* [Exercise details]
Carry on the forum post about discrete-logarithm attacks from its final sentence.

Yes, but that's already well-known.  Doubling the number of bits avoids 
various square-root time attacks such as Shank's baby-step-giant-step and 
Pollard rho/lambda attacks (e.g. kangaroo). E.g. 256 bit keys for 128-bit 

> If you count the number of trailing one bits and call this M, then brute 
> force
> finding the secret takes 1/M the time you would expect.

Is your "attack" generic enough to work against composite N?  If so, then 
consider the next speculative argument.

Any given P should divide a composite number N with M trailing one bits, e.g. 
N = P(-1/P mod 2^M), right?  Finding a discrete log mod N allows finding them 
mod P, by reducing the logs mod P-1.

Of course, N is larger, so logs mod N should naturally take little longer than 
in mod P, but is it by a factor log2(M)?

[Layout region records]
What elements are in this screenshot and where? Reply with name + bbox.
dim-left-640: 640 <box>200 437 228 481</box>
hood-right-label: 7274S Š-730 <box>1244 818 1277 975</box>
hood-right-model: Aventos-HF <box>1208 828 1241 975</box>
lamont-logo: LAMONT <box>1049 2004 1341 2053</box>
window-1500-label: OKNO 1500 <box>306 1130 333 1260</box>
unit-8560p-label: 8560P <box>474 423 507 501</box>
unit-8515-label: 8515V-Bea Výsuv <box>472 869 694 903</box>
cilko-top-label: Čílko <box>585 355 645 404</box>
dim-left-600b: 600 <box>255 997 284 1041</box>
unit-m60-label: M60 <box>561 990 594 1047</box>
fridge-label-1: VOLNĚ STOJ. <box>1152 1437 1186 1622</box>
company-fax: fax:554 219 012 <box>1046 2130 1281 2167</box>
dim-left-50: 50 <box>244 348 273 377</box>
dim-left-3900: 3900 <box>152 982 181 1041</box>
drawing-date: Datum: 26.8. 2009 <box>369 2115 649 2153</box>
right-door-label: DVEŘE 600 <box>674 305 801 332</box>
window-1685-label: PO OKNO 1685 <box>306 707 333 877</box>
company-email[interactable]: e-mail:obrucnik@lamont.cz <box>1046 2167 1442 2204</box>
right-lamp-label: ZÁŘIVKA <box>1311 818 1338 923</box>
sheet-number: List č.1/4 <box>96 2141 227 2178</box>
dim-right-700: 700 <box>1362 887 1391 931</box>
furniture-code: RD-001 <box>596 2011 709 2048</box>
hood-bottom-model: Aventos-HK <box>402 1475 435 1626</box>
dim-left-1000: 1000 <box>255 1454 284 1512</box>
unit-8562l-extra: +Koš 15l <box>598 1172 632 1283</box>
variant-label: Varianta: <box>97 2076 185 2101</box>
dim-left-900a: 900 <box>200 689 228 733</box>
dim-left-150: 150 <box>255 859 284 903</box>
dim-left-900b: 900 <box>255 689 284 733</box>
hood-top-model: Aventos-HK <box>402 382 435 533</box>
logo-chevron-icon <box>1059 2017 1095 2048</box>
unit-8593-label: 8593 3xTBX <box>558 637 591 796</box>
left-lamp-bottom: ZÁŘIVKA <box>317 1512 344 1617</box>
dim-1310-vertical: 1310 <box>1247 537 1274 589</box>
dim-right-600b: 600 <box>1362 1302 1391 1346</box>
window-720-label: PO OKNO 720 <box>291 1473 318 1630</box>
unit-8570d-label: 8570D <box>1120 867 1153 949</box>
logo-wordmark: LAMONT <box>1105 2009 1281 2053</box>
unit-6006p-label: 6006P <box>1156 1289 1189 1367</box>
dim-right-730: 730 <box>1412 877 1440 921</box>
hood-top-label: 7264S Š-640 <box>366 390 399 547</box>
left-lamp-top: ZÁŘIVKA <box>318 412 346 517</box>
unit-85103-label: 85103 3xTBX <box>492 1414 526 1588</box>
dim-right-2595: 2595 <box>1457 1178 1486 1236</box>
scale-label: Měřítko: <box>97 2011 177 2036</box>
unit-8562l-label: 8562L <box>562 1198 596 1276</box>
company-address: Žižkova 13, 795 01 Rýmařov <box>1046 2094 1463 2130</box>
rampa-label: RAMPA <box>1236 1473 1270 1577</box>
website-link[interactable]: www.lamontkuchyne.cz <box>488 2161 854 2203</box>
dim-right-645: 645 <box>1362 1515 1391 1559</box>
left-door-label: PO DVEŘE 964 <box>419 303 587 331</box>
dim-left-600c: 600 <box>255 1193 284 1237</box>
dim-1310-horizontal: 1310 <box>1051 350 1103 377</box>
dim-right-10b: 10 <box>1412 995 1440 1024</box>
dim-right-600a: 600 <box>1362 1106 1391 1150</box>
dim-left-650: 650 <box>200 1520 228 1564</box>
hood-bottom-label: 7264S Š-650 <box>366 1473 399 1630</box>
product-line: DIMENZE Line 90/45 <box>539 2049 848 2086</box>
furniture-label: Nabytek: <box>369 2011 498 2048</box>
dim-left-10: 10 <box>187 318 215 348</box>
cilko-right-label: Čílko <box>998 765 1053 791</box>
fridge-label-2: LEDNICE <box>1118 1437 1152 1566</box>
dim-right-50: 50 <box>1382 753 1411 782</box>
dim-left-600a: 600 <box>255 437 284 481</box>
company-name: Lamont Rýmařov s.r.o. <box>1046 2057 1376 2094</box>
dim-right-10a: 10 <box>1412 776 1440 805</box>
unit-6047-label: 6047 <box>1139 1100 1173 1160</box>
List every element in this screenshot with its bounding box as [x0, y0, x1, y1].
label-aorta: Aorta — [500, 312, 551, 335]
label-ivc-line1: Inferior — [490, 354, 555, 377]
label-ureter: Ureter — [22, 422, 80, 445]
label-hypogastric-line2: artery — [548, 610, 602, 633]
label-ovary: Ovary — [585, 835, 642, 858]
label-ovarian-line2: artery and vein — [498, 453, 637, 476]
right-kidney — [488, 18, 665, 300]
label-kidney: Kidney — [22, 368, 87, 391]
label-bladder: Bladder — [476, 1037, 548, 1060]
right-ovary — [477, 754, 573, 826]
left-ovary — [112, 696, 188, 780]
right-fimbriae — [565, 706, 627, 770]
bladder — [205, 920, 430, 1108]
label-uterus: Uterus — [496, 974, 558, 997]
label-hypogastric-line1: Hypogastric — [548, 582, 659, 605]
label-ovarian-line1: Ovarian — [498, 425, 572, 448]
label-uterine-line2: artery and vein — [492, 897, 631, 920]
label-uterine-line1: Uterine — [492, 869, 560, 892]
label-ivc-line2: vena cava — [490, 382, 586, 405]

* [Written reply]
Well, if the key sizes are fixed at K bits, then exhaustive search or Pollard 
rho-type attacks (respectively) should take the same number of mod P or mod N 
operations, 2^K or 2^(K/2) (respectively).  The runtime factor in modular 
arithmetic (between N vs P) is something like 1+log2(M)/log2(N), which seems 
smaller than log2(M).  So, if generic, then your attack should affect all P 
almost equally, right?

> This translates to a loss of log2(M) bits of security of the secret.
As already explained so well by Mike H., brute force attacks do not define the 
security of Diffie--Hellman, because there are better attacks.  Even your 
hypothetical sped-up exhaustive search would still be slower than Pollard rho 
variants or number field sieve (unless the keys have <=2log2(M) bits).

You do not claim to speed up Pollard rho or NFS, right?

If so, the best attacks are unchanged (AFAICT), and thus security is 
unchanged, right?

> As an example, if you have a requirement that your secret exponent X can not
> be determined in 2^64 operations and assume you can just generate a random
> 64-bit number to use as the Diffie-Hellman exponent, and if you are using 
> any
> of the published MODP or FFDHE parameters, then your secret is actually only
> giving you about 58 bits of security.  (This revised estimate may be 
> optimistic.)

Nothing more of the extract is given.